* _Written instruction_: Which lines hold the word "中天煞星"? Copy each one.

* _Data for this task_:
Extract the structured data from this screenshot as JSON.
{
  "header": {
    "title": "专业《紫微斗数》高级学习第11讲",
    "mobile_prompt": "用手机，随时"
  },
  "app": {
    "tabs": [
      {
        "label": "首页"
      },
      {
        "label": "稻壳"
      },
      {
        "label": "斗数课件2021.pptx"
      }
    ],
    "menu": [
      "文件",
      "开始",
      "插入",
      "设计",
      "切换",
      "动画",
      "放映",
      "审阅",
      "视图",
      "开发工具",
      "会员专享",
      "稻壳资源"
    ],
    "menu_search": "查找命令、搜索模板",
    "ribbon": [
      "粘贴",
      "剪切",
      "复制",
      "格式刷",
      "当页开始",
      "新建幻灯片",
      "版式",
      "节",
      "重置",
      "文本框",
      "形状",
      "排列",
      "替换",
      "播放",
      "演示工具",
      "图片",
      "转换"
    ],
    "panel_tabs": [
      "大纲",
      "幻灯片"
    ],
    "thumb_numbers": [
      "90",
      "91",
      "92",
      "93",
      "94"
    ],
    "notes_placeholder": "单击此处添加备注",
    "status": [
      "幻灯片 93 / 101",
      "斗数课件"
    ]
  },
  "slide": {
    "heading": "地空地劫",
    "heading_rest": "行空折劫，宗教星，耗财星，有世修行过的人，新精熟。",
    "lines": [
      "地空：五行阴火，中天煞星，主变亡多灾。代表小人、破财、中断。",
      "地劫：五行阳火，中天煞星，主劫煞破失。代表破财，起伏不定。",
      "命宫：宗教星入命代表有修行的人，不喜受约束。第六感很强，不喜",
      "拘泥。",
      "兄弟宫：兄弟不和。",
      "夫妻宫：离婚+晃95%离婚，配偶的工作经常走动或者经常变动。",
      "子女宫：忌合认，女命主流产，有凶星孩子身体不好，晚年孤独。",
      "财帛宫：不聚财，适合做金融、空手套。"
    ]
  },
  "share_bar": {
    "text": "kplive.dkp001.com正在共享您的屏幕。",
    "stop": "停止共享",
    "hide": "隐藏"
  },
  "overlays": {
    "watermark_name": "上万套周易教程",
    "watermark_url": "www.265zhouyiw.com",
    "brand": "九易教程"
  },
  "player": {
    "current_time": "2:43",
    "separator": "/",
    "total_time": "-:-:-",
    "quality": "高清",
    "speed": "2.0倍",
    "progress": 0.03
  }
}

* _Answer to this problem_:
      "地空：五行阴火，中天煞星，主变亡多灾。代表小人、破财、中断。",
      "地劫：五行阳火，中天煞星，主劫煞破失。代表破财，起伏不定。",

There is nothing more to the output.